#### [Given records]
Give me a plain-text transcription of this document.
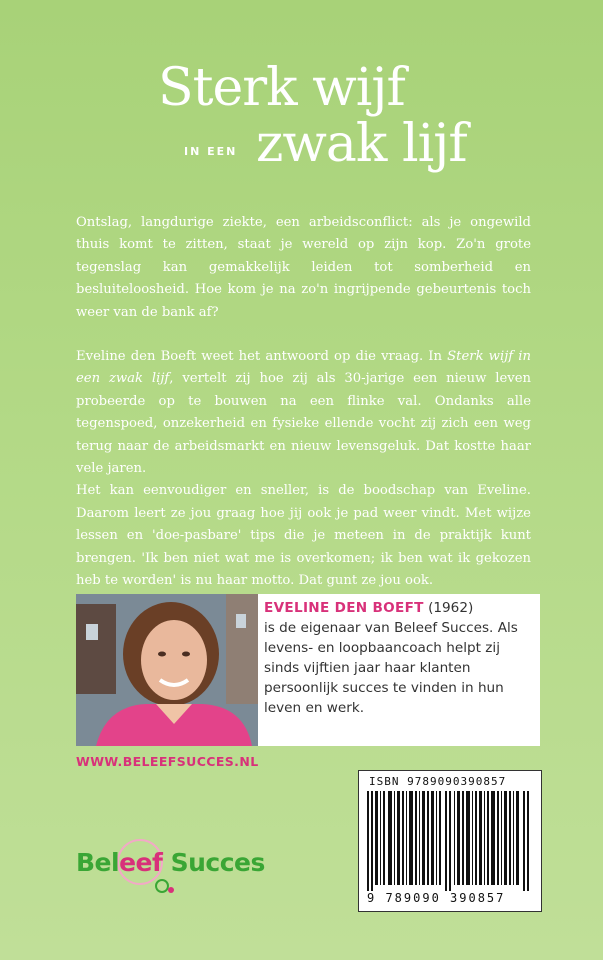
Sterk wijf
IN EEN zwak lijf

Ontslag, langdurige ziekte, een arbeidsconflict: als je ongewild thuis komt te zitten, staat je wereld op zijn kop. Zo'n grote tegenslag kan gemakkelijk leiden tot somberheid en besluiteloosheid. Hoe kom je na zo'n ingrijpende gebeurtenis toch weer van de bank af?

Eveline den Boeft weet het antwoord op die vraag. In Sterk wijf in een zwak lijf, vertelt zij hoe zij als 30-jarige een nieuw leven probeerde op te bouwen na een flinke val. Ondanks alle tegenspoed, onzekerheid en fysieke ellende vocht zij zich een weg terug naar de arbeidsmarkt en nieuw levensgeluk. Dat kostte haar vele jaren.

Het kan eenvoudiger en sneller, is de boodschap van Eveline. Daarom leert ze jou graag hoe jij ook je pad weer vindt. Met wijze lessen en 'doe-pasbare' tips die je meteen in de praktijk kunt brengen. 'Ik ben niet wat me is overkomen; ik ben wat ik gekozen heb te worden' is nu haar motto. Dat gunt ze jou ook.

EVELINE DEN BOEFT (1962)
is de eigenaar van Beleef Succes. Als levens- en loopbaancoach helpt zij sinds vijftien jaar haar klanten persoonlijk succes te vinden in hun leven en werk.
WWW.BELEEFSUCCES.NL
ISBN 9789090390857
9 789090 390857
Beleef Succes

#### [Work to be completed]
Every record gets retyped exactly; no picture goes into the copy.

#### [Task answer]
Give me a plain-text transcription of this document.
Sterk wijf
IN EEN zwak lijf

Ontslag, langdurige ziekte, een arbeidsconflict: als je ongewild thuis komt te zitten, staat je wereld op zijn kop. Zo'n grote tegenslag kan gemakkelijk leiden tot somberheid en besluiteloosheid. Hoe kom je na zo'n ingrijpende gebeurtenis toch weer van de bank af?

Eveline den Boeft weet het antwoord op die vraag. In Sterk wijf in een zwak lijf, vertelt zij hoe zij als 30-jarige een nieuw leven probeerde op te bouwen na een flinke val. Ondanks alle tegenspoed, onzekerheid en fysieke ellende vocht zij zich een weg terug naar de arbeidsmarkt en nieuw levensgeluk. Dat kostte haar vele jaren.

Het kan eenvoudiger en sneller, is de boodschap van Eveline. Daarom leert ze jou graag hoe jij ook je pad weer vindt. Met wijze lessen en 'doe-pasbare' tips die je meteen in de praktijk kunt brengen. 'Ik ben niet wat me is overkomen; ik ben wat ik gekozen heb te worden' is nu haar motto. Dat gunt ze jou ook.

EVELINE DEN BOEFT (1962)
is de eigenaar van Beleef Succes. Als levens- en loopbaancoach helpt zij sinds vijftien jaar haar klanten persoonlijk succes te vinden in hun leven en werk.
WWW.BELEEFSUCCES.NL
ISBN 9789090390857
9 789090 390857
Beleef Succes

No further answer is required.